## STATED PROBLEM:
Each entry below is to be written out exactly, and the pictures are to be left out.

begin DATA FOR THE TASK

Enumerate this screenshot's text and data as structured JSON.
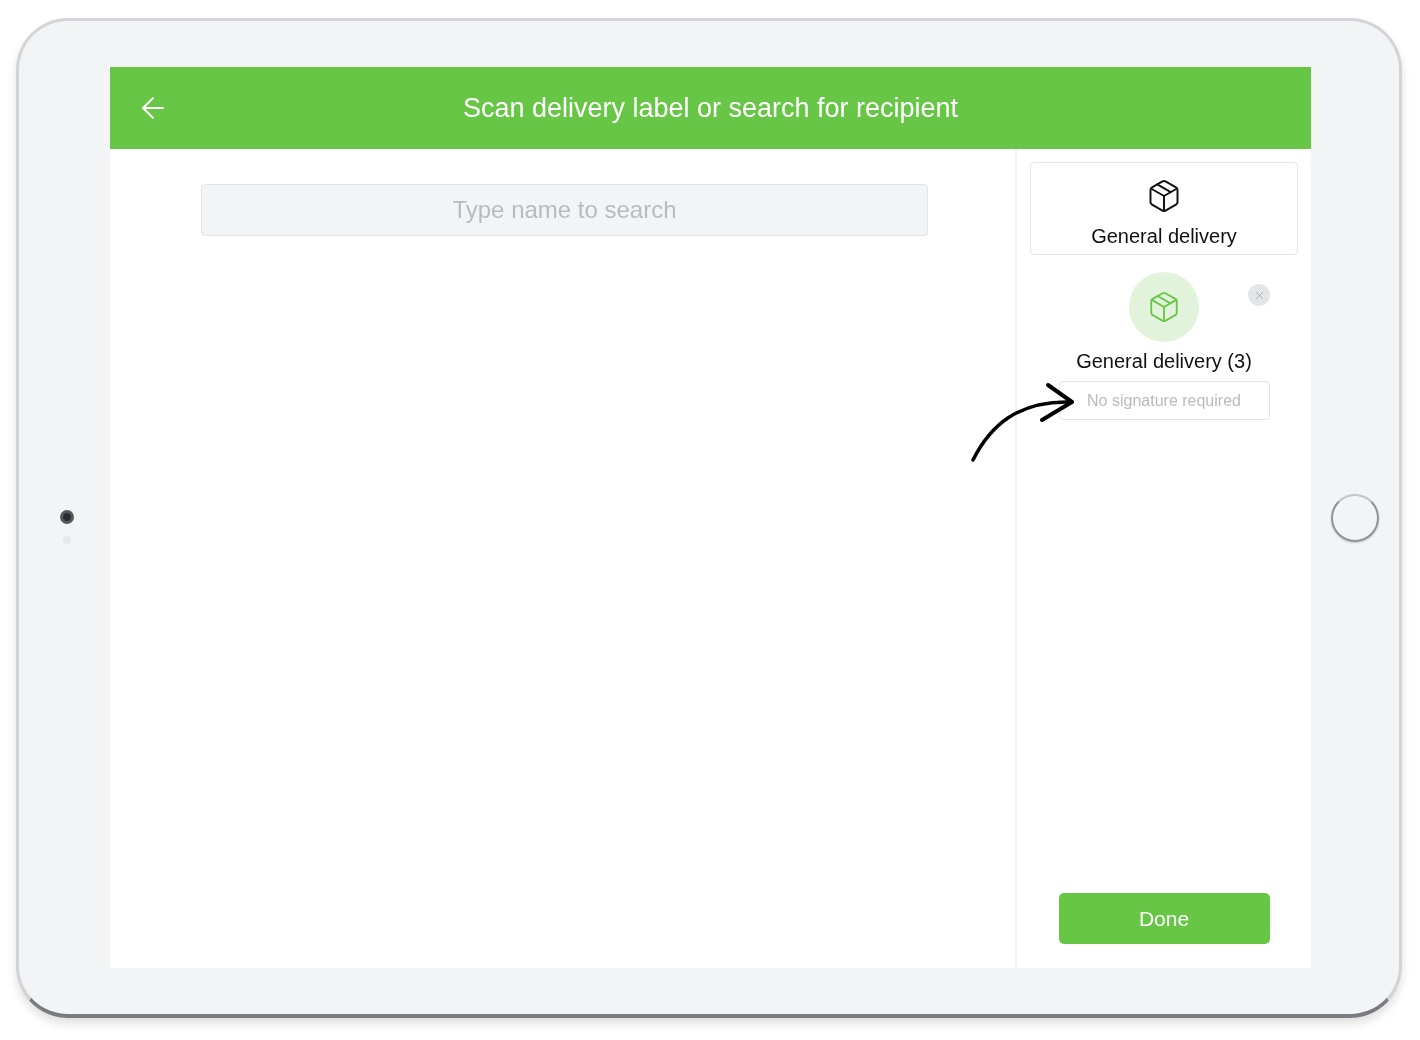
{
  "header": {
    "title": "Scan delivery label or search for recipient"
  },
  "search": {
    "placeholder": "Type name to search"
  },
  "delivery_options": [
    {
      "label": "General delivery"
    }
  ],
  "selected_delivery": {
    "label": "General delivery (3)",
    "signature_option": "No signature required"
  },
  "done_button": {
    "label": "Done"
  }
}
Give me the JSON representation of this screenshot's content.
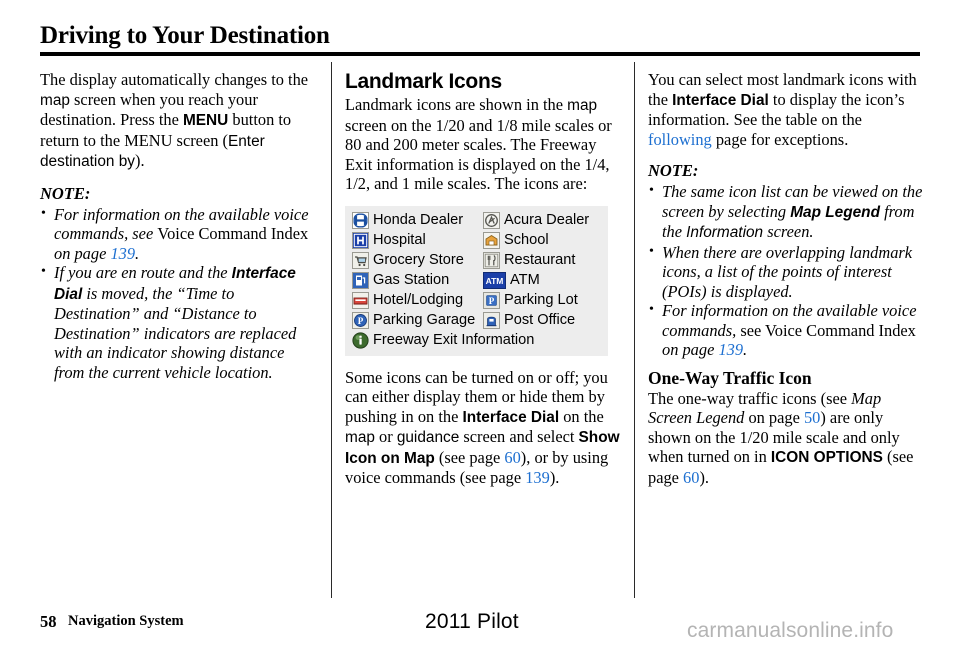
{
  "document": {
    "title": "Driving to Your Destination",
    "footer": {
      "page_number": "58",
      "section": "Navigation System",
      "model": "2011 Pilot",
      "watermark": "carmanualsonline.info"
    }
  },
  "colors": {
    "link": "#1d6fd0",
    "table_background": "#ededed",
    "rule": "#000000",
    "watermark": "#b4b4b4"
  },
  "column_left": {
    "intro": {
      "t1": "The display automatically changes to the ",
      "map": "map",
      "t2": " screen when you reach your destination. Press the ",
      "menu_bold": "MENU",
      "t3": " button to return to the MENU screen (",
      "menu_plain": "MENU",
      "enter_destination_by": "Enter destination by",
      "t4": ")."
    },
    "note_label": "NOTE:",
    "notes": [
      {
        "i1": "For information on the available voice commands, see ",
        "u1": "Voice Command Index",
        "i2": " on page ",
        "page": "139",
        "i3": "."
      },
      {
        "i1": "If you are en route and the ",
        "b1": "Interface Dial",
        "i2": " is moved, the “Time to Destination” and “Distance to Destination” indicators are replaced with an indicator showing distance from the current vehicle location."
      }
    ]
  },
  "column_middle": {
    "heading": "Landmark Icons",
    "intro": {
      "t1": "Landmark icons are shown in the ",
      "map": "map",
      "t2": " screen on the 1/20 and 1/8 mile scales or 80 and 200 meter scales. The Freeway Exit information is displayed on the 1/4, 1/2, and 1 mile scales. The icons are:"
    },
    "icon_table": {
      "rows": [
        {
          "left": {
            "icon": "honda-dealer-icon",
            "label": "Honda Dealer"
          },
          "right": {
            "icon": "acura-dealer-icon",
            "label": "Acura Dealer"
          }
        },
        {
          "left": {
            "icon": "hospital-icon",
            "label": "Hospital"
          },
          "right": {
            "icon": "school-icon",
            "label": "School"
          }
        },
        {
          "left": {
            "icon": "grocery-store-icon",
            "label": "Grocery Store"
          },
          "right": {
            "icon": "restaurant-icon",
            "label": "Restaurant"
          }
        },
        {
          "left": {
            "icon": "gas-station-icon",
            "label": "Gas Station"
          },
          "right": {
            "icon": "atm-icon",
            "label": "ATM"
          }
        },
        {
          "left": {
            "icon": "hotel-lodging-icon",
            "label": "Hotel/Lodging"
          },
          "right": {
            "icon": "parking-lot-icon",
            "label": "Parking Lot"
          }
        },
        {
          "left": {
            "icon": "parking-garage-icon",
            "label": "Parking Garage"
          },
          "right": {
            "icon": "post-office-icon",
            "label": "Post Office"
          }
        }
      ],
      "full_row": {
        "icon": "freeway-exit-information-icon",
        "label": "Freeway Exit Information"
      }
    },
    "outro": {
      "t1": "Some icons can be turned on or off; you can either display them or hide them by pushing in on the ",
      "b1": "Interface Dial",
      "t2": " on the ",
      "s1": "map",
      "t3": " or ",
      "s2": "guidance",
      "t4": " screen and select ",
      "b2": "Show Icon on Map",
      "t5": " (see page ",
      "page1": "60",
      "t6": "), or by using voice commands (see page ",
      "page2": "139",
      "t7": ")."
    }
  },
  "column_right": {
    "intro": {
      "t1": "You can select most landmark icons with the ",
      "b1": "Interface Dial",
      "t2": " to display the icon’s information. See the table on the ",
      "link": "following",
      "t3": " page for exceptions."
    },
    "note_label": "NOTE:",
    "notes": [
      {
        "i1": "The same icon list can be viewed on the screen by selecting ",
        "b1": "Map Legend",
        "i2": " from the ",
        "s1": "Information",
        "i3": " screen."
      },
      {
        "i1": "When there are overlapping landmark icons, a list of the points of interest (POIs) is displayed."
      },
      {
        "i1": "For information on the available voice commands, ",
        "u1": "see Voice Command Index",
        "i2": " on page ",
        "page": "139",
        "i3": "."
      }
    ],
    "one_way": {
      "heading": "One-Way Traffic Icon",
      "t1": "The one-way traffic icons (see ",
      "it1": "Map Screen Legend",
      "t2": " on page ",
      "page1": "50",
      "t3": ") are only shown on the 1/20 mile scale and only when turned on in ",
      "b1": "ICON OPTIONS",
      "t4": " (see page ",
      "page2": "60",
      "t5": ")."
    }
  }
}
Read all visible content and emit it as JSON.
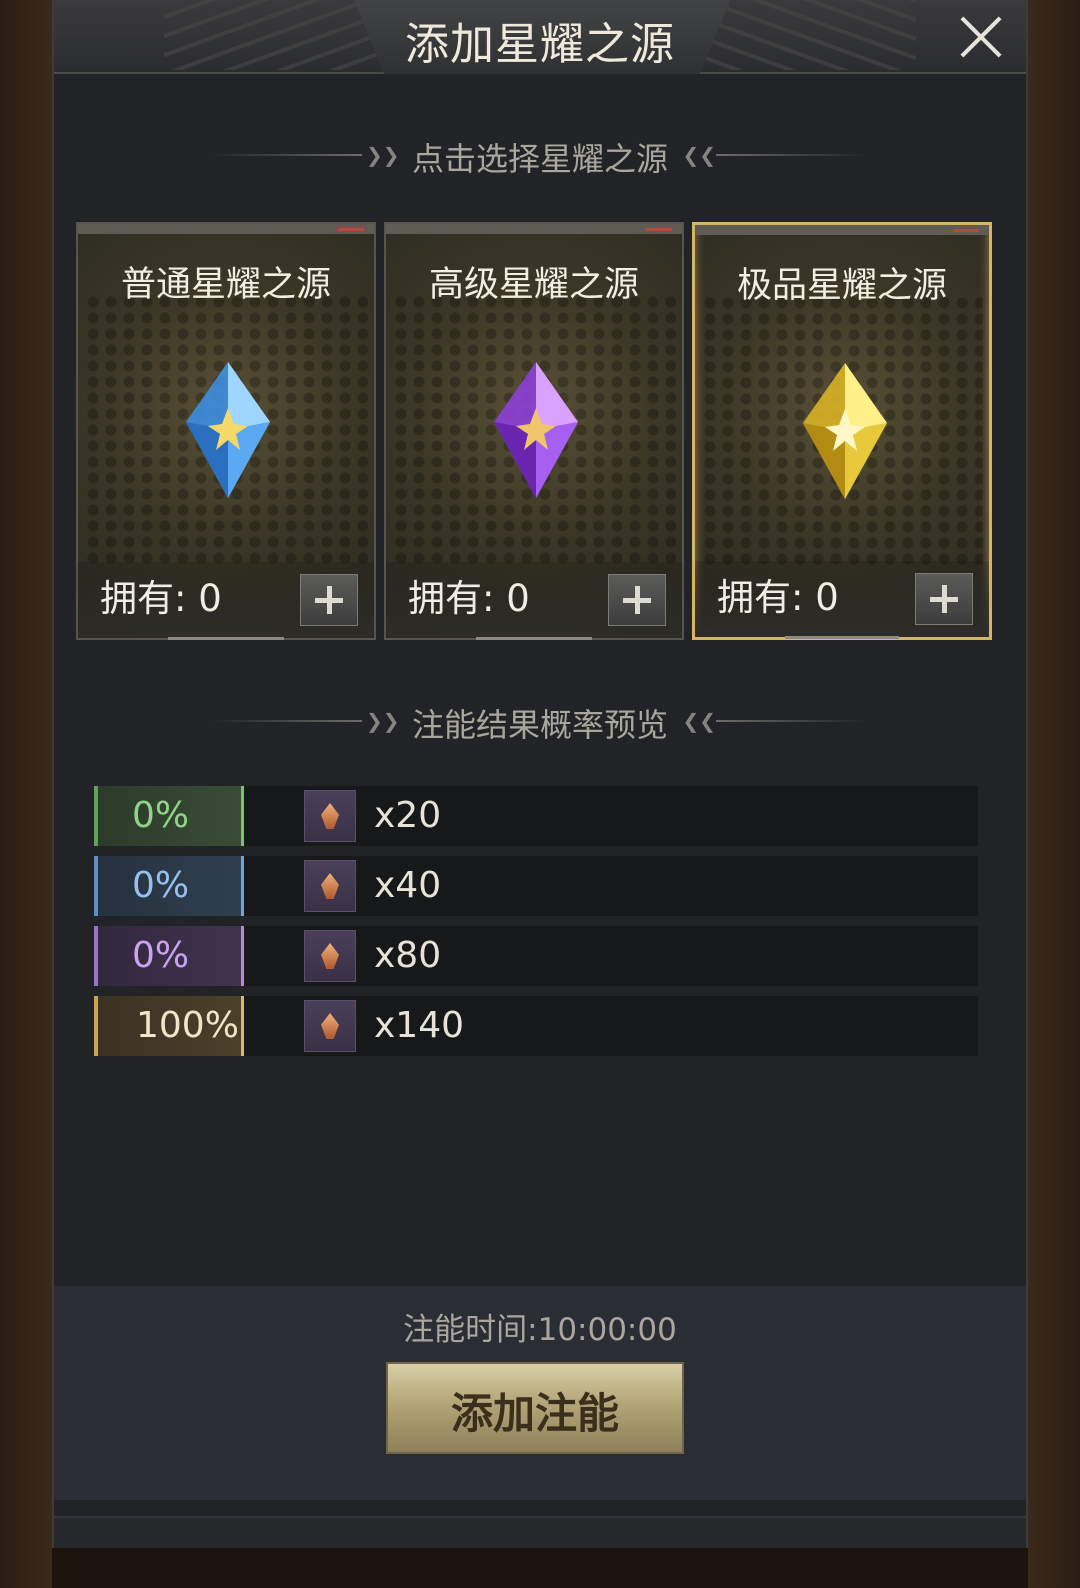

end DATA FOR THE TASK

## CORRECT OUTPUT:
Enumerate this screenshot's text and data as structured JSON.
{
  "header": {
    "title": "Scan delivery label or search for recipient"
  },
  "search": {
    "placeholder": "Type name to search"
  },
  "delivery_options": [
    {
      "label": "General delivery"
    }
  ],
  "selected_delivery": {
    "label": "General delivery (3)",
    "signature_option": "No signature required"
  },
  "done_button": {
    "label": "Done"
  }
}
Give me the JSON representation of this screenshot's content.
{
  "document": {
    "title": "Driving to Your Destination",
    "footer": {
      "page_number": "58",
      "section": "Navigation System",
      "model": "2011 Pilot",
      "watermark": "carmanualsonline.info"
    }
  },
  "colors": {
    "link": "#1d6fd0",
    "table_background": "#ededed",
    "rule": "#000000",
    "watermark": "#b4b4b4"
  },
  "column_left": {
    "intro": {
      "t1": "The display automatically changes to the ",
      "map": "map",
      "t2": " screen when you reach your destination. Press the ",
      "menu_bold": "MENU",
      "t3": " button to return to the MENU screen (",
      "menu_plain": "MENU",
      "enter_destination_by": "Enter destination by",
      "t4": ")."
    },
    "note_label": "NOTE:",
    "notes": [
      {
        "i1": "For information on the available voice commands, see ",
        "u1": "Voice Command Index",
        "i2": " on page ",
        "page": "139",
        "i3": "."
      },
      {
        "i1": "If you are en route and the ",
        "b1": "Interface Dial",
        "i2": " is moved, the “Time to Destination” and “Distance to Destination” indicators are replaced with an indicator showing distance from the current vehicle location."
      }
    ]
  },
  "column_middle": {
    "heading": "Landmark Icons",
    "intro": {
      "t1": "Landmark icons are shown in the ",
      "map": "map",
      "t2": " screen on the 1/20 and 1/8 mile scales or 80 and 200 meter scales. The Freeway Exit information is displayed on the 1/4, 1/2, and 1 mile scales. The icons are:"
    },
    "icon_table": {
      "rows": [
        {
          "left": {
            "icon": "honda-dealer-icon",
            "label": "Honda Dealer"
          },
          "right": {
            "icon": "acura-dealer-icon",
            "label": "Acura Dealer"
          }
        },
        {
          "left": {
            "icon": "hospital-icon",
            "label": "Hospital"
          },
          "right": {
            "icon": "school-icon",
            "label": "School"
          }
        },
        {
          "left": {
            "icon": "grocery-store-icon",
            "label": "Grocery Store"
          },
          "right": {
            "icon": "restaurant-icon",
            "label": "Restaurant"
          }
        },
        {
          "left": {
            "icon": "gas-station-icon",
            "label": "Gas Station"
          },
          "right": {
            "icon": "atm-icon",
            "label": "ATM"
          }
        },
        {
          "left": {
            "icon": "hotel-lodging-icon",
            "label": "Hotel/Lodging"
          },
          "right": {
            "icon": "parking-lot-icon",
            "label": "Parking Lot"
          }
        },
        {
          "left": {
            "icon": "parking-garage-icon",
            "label": "Parking Garage"
          },
          "right": {
            "icon": "post-office-icon",
            "label": "Post Office"
          }
        }
      ],
      "full_row": {
        "icon": "freeway-exit-information-icon",
        "label": "Freeway Exit Information"
      }
    },
    "outro": {
      "t1": "Some icons can be turned on or off; you can either display them or hide them by pushing in on the ",
      "b1": "Interface Dial",
      "t2": " on the ",
      "s1": "map",
      "t3": " or ",
      "s2": "guidance",
      "t4": " screen and select ",
      "b2": "Show Icon on Map",
      "t5": " (see page ",
      "page1": "60",
      "t6": "), or by using voice commands (see page ",
      "page2": "139",
      "t7": ")."
    }
  },
  "column_right": {
    "intro": {
      "t1": "You can select most landmark icons with the ",
      "b1": "Interface Dial",
      "t2": " to display the icon’s information. See the table on the ",
      "link": "following",
      "t3": " page for exceptions."
    },
    "note_label": "NOTE:",
    "notes": [
      {
        "i1": "The same icon list can be viewed on the screen by selecting ",
        "b1": "Map Legend",
        "i2": " from the ",
        "s1": "Information",
        "i3": " screen."
      },
      {
        "i1": "When there are overlapping landmark icons, a list of the points of interest (POIs) is displayed."
      },
      {
        "i1": "For information on the available voice commands, ",
        "u1": "see Voice Command Index",
        "i2": " on page ",
        "page": "139",
        "i3": "."
      }
    ],
    "one_way": {
      "heading": "One-Way Traffic Icon",
      "t1": "The one-way traffic icons (see ",
      "it1": "Map Screen Legend",
      "t2": " on page ",
      "page1": "50",
      "t3": ") are only shown on the 1/20 mile scale and only when turned on in ",
      "b1": "ICON OPTIONS",
      "t4": " (see page ",
      "page2": "60",
      "t5": ")."
    }
  }
}
Read all visible content and emit it as JSON.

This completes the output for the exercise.